Entries for labeled regions:

— BEGIN —

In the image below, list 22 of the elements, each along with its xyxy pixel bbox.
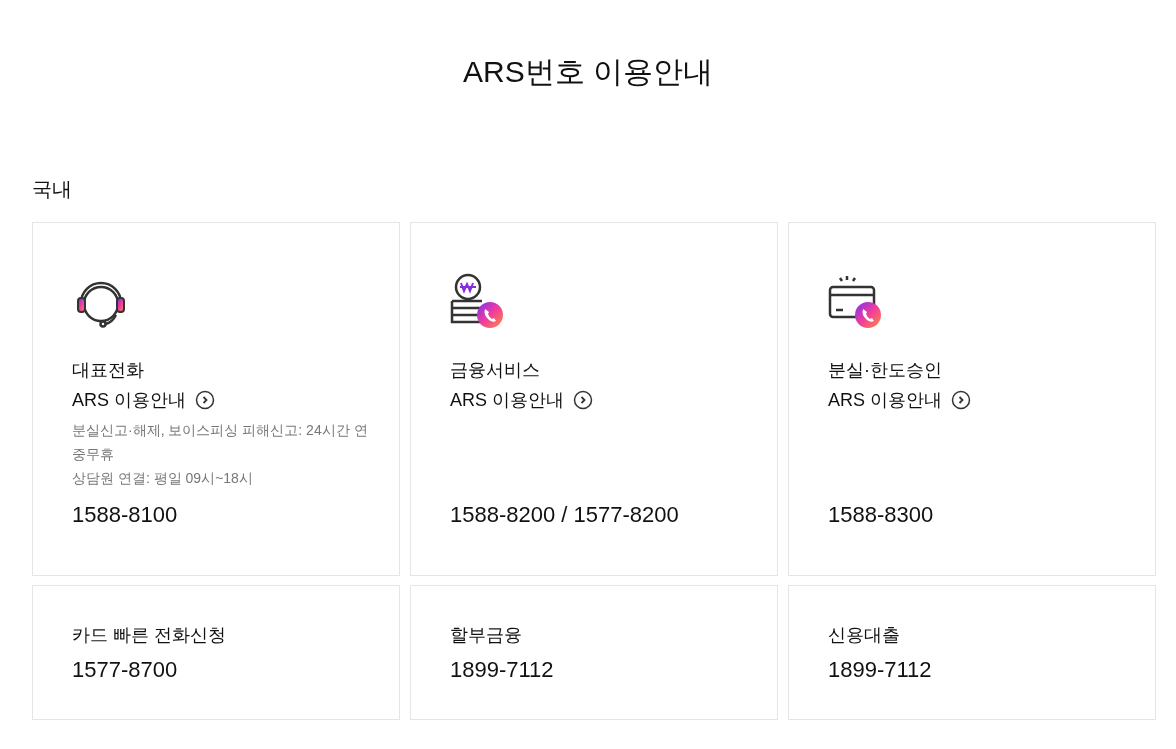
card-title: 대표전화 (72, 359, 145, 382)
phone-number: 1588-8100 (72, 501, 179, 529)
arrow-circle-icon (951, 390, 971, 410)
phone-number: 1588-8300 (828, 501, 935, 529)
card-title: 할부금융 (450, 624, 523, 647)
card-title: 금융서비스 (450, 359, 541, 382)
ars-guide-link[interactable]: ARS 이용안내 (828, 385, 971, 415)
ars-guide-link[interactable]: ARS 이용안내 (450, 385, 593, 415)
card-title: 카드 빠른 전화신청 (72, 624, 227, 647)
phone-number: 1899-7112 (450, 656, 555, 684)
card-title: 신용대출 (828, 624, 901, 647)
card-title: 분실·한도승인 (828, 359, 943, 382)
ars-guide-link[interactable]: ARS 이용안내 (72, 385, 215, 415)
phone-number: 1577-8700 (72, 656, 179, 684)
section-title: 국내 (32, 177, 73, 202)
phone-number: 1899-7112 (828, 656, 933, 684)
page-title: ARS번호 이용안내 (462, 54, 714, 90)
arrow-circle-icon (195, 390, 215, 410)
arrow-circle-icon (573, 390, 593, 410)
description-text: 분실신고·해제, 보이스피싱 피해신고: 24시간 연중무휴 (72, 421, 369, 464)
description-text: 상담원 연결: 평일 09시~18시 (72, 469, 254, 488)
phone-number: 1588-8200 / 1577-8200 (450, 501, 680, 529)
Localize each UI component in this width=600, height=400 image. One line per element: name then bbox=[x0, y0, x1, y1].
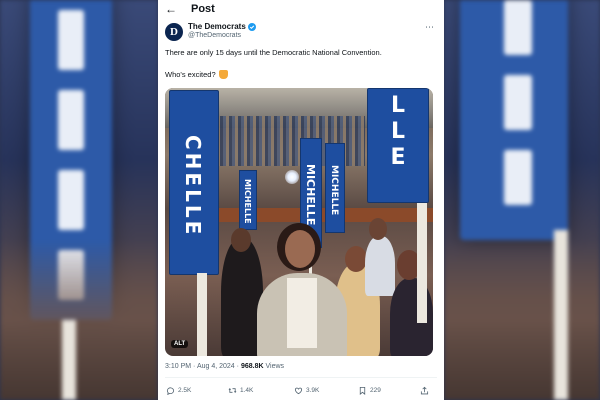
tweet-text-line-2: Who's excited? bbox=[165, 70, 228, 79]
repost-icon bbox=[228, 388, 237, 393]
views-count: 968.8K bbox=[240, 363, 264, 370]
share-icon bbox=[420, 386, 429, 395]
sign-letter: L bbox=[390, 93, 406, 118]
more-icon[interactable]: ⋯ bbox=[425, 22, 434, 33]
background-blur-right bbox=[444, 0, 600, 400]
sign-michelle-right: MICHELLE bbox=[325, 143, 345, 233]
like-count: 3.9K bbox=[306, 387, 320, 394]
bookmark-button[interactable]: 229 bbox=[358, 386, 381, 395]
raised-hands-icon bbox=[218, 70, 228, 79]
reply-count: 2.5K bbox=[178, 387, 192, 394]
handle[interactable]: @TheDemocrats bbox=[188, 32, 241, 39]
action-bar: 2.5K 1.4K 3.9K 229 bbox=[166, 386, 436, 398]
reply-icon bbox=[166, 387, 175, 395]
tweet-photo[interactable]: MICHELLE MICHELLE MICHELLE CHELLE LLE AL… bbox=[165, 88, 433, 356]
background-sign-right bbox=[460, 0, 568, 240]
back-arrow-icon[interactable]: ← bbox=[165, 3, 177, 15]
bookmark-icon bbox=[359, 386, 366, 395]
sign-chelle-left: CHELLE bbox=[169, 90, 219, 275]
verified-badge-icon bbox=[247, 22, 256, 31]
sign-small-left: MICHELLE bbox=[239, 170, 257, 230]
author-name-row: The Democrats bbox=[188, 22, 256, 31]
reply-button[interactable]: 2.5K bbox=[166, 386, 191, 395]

— END —

§ **PROBLEM DESCRIPTION**: Convert the material above into a numbered list with one line per item, omitting blank lines. Leave the pictures out of your answer.

§ **TASK OUTPUT**:
1. In the image below, list 22 of the elements, each along with its xyxy pixel bbox.
2. card-title: 대표전화 (72, 359, 145, 382)
3. phone-number: 1588-8100 (72, 501, 179, 529)
4. arrow-circle-icon (951, 390, 971, 410)
5. phone-number: 1588-8300 (828, 501, 935, 529)
6. card-title: 할부금융 (450, 624, 523, 647)
7. card-title: 금융서비스 (450, 359, 541, 382)
8. ars-guide-link[interactable]: ARS 이용안내 (828, 385, 971, 415)
9. ars-guide-link[interactable]: ARS 이용안내 (450, 385, 593, 415)
10. card-title: 카드 빠른 전화신청 (72, 624, 227, 647)
11. phone-number: 1899-7112 (450, 656, 555, 684)
12. card-title: 신용대출 (828, 624, 901, 647)
13. card-title: 분실·한도승인 (828, 359, 943, 382)
14. ars-guide-link[interactable]: ARS 이용안내 (72, 385, 215, 415)
15. phone-number: 1577-8700 (72, 656, 179, 684)
16. section-title: 국내 (32, 177, 73, 202)
17. phone-number: 1899-7112 (828, 656, 933, 684)
18. page-title: ARS번호 이용안내 (462, 54, 714, 90)
19. arrow-circle-icon (195, 390, 215, 410)
20. arrow-circle-icon (573, 390, 593, 410)
21. description-text: 분실신고·해제, 보이스피싱 피해신고: 24시간 연중무휴 (72, 421, 369, 464)
22. description-text: 상담원 연결: 평일 09시~18시 (72, 469, 254, 488)
23. phone-number: 1588-8200 / 1577-8200 (450, 501, 680, 529)
24. Localize each UI component in this width=600, height=400 image. One line per element: name then bbox=[x0, y0, x1, y1].
25. tweet-text-line-2: Who's excited? bbox=[165, 70, 228, 79]
26. repost-icon bbox=[228, 388, 237, 393]
27. views-count: 968.8K bbox=[240, 363, 264, 370]
28. share-icon bbox=[420, 386, 429, 395]
29. sign-letter: L bbox=[390, 93, 406, 118]
30. more-icon[interactable]: ⋯ bbox=[425, 22, 434, 33]
31. background-blur-right bbox=[444, 0, 600, 400]
32. sign-michelle-right: MICHELLE bbox=[325, 143, 345, 233]
33. like-count: 3.9K bbox=[306, 387, 320, 394]
34. bookmark-button[interactable]: 229 bbox=[358, 386, 381, 395]
35. raised-hands-icon bbox=[218, 70, 228, 79]
36. reply-count: 2.5K bbox=[178, 387, 192, 394]
37. handle[interactable]: @TheDemocrats bbox=[188, 32, 241, 39]
38. action-bar: 2.5K 1.4K 3.9K 229 bbox=[166, 386, 436, 398]
39. reply-icon bbox=[166, 387, 175, 395]
40. tweet-photo[interactable]: MICHELLE MICHELLE MICHELLE CHELLE LLE AL… bbox=[165, 88, 433, 356]
41. background-sign-right bbox=[460, 0, 568, 240]
42. back-arrow-icon[interactable]: ← bbox=[165, 3, 177, 15]
43. bookmark-icon bbox=[359, 386, 366, 395]
44. sign-chelle-left: CHELLE bbox=[169, 90, 219, 275]
45. verified-badge-icon bbox=[247, 22, 256, 31]
46. sign-small-left: MICHELLE bbox=[239, 170, 257, 230]
47. author-name-row: The Democrats bbox=[188, 22, 256, 31]
48. reply-button[interactable]: 2.5K bbox=[166, 386, 191, 395]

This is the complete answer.